What is the number of lines holding the word "Needs"? Give that number alone.

Items from a figure collection:
==========

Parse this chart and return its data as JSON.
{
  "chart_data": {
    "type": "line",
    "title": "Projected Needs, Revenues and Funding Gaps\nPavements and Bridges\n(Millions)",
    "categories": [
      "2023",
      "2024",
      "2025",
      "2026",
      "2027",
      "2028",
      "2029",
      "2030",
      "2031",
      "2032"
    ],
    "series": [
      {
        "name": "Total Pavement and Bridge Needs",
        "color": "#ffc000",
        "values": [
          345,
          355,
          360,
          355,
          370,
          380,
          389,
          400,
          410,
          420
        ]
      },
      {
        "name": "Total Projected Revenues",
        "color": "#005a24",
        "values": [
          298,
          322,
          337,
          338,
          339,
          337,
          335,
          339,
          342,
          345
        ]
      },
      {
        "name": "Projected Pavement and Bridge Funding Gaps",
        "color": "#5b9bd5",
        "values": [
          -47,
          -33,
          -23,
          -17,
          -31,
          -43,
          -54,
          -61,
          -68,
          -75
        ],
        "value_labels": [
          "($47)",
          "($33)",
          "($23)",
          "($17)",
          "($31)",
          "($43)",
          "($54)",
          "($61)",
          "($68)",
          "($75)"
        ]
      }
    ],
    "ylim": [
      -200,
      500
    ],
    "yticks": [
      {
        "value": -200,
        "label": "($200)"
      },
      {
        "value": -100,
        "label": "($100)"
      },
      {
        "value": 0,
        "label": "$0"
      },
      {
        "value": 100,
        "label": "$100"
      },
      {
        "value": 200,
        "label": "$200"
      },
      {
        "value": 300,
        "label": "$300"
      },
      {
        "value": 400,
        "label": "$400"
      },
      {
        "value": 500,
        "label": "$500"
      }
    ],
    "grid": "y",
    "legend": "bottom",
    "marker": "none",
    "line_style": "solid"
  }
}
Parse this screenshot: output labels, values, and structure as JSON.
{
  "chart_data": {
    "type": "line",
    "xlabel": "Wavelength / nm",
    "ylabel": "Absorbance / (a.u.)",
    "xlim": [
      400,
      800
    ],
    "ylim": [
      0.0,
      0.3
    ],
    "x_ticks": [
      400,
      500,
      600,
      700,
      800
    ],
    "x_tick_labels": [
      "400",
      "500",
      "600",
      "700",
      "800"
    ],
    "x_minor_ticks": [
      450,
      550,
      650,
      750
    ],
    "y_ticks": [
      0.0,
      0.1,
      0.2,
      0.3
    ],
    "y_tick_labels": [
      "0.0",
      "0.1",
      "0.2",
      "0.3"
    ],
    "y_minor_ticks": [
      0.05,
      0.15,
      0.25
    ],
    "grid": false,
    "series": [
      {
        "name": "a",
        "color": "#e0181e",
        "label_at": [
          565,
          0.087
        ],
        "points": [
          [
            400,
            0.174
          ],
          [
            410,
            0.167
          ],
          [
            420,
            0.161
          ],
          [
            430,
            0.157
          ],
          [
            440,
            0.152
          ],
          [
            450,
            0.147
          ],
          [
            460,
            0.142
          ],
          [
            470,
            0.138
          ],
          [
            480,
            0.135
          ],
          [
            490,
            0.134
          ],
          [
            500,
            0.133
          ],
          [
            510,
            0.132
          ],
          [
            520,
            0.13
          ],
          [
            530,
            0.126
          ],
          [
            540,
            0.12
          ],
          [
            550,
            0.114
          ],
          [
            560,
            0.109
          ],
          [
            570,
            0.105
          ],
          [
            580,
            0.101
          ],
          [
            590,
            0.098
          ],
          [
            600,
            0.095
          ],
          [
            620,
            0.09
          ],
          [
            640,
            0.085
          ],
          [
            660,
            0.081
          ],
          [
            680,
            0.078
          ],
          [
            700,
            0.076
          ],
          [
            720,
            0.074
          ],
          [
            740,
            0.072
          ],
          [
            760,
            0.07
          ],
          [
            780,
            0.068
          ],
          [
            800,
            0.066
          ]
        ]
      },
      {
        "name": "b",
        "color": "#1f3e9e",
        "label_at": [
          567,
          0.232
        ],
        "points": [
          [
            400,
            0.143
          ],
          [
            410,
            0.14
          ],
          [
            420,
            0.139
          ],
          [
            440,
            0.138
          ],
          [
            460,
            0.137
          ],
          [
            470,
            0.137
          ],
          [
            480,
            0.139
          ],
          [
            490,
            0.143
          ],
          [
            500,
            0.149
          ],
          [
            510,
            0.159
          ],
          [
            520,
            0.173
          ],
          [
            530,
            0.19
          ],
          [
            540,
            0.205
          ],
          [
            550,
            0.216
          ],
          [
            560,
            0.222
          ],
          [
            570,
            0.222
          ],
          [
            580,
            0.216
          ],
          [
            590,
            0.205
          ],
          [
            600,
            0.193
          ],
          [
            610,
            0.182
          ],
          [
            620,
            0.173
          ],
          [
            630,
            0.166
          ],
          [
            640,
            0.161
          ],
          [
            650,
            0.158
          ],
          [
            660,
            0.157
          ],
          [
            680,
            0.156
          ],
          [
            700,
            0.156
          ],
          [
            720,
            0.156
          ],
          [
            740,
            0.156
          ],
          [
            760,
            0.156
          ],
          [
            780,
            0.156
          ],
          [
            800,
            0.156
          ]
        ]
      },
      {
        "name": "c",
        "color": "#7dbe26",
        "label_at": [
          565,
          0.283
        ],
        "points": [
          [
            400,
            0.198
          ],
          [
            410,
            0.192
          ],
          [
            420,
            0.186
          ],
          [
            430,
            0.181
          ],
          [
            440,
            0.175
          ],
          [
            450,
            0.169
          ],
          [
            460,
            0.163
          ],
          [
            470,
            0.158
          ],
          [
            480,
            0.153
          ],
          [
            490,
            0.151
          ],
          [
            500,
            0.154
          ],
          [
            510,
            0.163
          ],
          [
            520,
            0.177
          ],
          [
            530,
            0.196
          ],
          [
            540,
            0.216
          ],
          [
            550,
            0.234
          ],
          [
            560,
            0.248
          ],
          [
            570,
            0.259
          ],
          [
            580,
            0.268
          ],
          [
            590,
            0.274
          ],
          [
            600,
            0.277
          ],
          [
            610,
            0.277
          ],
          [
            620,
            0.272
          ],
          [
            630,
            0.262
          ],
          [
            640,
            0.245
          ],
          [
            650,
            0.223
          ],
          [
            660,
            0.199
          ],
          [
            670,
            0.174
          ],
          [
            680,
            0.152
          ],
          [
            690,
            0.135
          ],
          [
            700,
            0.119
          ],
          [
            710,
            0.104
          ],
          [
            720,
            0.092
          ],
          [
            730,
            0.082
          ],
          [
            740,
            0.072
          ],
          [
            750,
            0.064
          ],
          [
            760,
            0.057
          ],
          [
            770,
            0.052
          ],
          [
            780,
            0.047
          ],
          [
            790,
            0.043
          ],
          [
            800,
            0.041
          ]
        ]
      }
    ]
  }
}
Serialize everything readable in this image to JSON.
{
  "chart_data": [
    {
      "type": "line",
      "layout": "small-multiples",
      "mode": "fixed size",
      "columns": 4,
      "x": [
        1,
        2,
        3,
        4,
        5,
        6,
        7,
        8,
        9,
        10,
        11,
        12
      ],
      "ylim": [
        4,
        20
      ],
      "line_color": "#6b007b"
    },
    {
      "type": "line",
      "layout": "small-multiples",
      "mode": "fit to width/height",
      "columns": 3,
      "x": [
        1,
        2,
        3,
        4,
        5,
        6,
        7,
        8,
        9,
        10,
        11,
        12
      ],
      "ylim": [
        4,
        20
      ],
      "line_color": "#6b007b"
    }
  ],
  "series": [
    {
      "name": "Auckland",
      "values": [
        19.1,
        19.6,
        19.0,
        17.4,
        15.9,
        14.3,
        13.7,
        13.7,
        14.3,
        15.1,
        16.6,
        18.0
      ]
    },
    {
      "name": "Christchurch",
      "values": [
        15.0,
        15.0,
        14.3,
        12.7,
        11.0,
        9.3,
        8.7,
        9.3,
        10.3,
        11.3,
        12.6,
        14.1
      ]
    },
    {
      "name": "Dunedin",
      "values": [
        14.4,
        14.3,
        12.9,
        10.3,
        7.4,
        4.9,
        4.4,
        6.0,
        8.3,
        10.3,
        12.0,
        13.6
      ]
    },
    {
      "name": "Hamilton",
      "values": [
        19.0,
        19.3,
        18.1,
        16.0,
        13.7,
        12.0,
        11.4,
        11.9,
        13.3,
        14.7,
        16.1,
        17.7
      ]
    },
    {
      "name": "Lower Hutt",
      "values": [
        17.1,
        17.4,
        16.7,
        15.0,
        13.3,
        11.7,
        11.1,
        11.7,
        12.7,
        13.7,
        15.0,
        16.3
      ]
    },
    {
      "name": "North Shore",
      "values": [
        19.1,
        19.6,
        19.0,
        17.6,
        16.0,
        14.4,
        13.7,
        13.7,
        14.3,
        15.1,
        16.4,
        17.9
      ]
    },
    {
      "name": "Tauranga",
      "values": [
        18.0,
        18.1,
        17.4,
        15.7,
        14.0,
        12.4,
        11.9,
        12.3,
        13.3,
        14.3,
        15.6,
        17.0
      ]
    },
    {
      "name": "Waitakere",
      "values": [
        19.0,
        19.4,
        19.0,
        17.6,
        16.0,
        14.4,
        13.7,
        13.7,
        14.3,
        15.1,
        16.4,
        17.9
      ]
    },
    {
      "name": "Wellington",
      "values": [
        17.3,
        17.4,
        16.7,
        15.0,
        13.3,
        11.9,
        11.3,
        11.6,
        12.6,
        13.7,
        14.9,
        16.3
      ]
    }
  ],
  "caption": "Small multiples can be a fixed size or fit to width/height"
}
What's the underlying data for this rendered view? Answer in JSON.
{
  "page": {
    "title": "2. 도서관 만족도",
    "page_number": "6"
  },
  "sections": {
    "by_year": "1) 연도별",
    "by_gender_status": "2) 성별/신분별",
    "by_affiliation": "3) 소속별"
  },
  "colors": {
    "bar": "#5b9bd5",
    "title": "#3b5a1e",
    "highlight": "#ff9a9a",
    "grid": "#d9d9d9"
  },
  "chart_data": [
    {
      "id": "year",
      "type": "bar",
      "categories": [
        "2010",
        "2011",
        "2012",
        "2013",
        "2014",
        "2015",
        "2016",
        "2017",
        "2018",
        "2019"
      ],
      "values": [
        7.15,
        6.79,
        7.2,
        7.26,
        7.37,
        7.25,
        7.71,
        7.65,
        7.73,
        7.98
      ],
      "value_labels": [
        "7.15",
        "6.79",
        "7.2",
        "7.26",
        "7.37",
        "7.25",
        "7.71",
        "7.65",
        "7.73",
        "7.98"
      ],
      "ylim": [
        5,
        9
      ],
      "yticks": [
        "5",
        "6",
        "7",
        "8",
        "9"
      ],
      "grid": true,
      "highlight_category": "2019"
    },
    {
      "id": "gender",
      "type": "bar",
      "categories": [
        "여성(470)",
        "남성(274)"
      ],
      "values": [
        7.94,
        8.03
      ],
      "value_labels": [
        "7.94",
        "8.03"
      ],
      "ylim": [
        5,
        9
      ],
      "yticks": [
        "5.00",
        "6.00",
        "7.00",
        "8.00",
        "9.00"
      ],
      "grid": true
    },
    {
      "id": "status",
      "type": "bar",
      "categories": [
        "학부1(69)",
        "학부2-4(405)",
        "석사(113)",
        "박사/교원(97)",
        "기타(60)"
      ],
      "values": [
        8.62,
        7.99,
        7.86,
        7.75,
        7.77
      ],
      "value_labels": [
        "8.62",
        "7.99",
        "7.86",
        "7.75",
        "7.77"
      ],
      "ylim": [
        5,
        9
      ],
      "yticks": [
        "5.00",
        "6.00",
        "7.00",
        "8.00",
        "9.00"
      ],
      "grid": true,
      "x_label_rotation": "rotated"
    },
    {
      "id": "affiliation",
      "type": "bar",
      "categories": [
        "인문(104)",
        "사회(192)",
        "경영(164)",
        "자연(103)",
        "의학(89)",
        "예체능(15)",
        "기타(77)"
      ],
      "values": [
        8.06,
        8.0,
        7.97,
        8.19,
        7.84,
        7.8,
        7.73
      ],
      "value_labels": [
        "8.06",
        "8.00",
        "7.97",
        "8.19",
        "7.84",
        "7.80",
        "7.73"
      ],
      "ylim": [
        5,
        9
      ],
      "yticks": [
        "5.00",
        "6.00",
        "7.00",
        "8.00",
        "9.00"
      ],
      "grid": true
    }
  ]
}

==========

= Full output =
2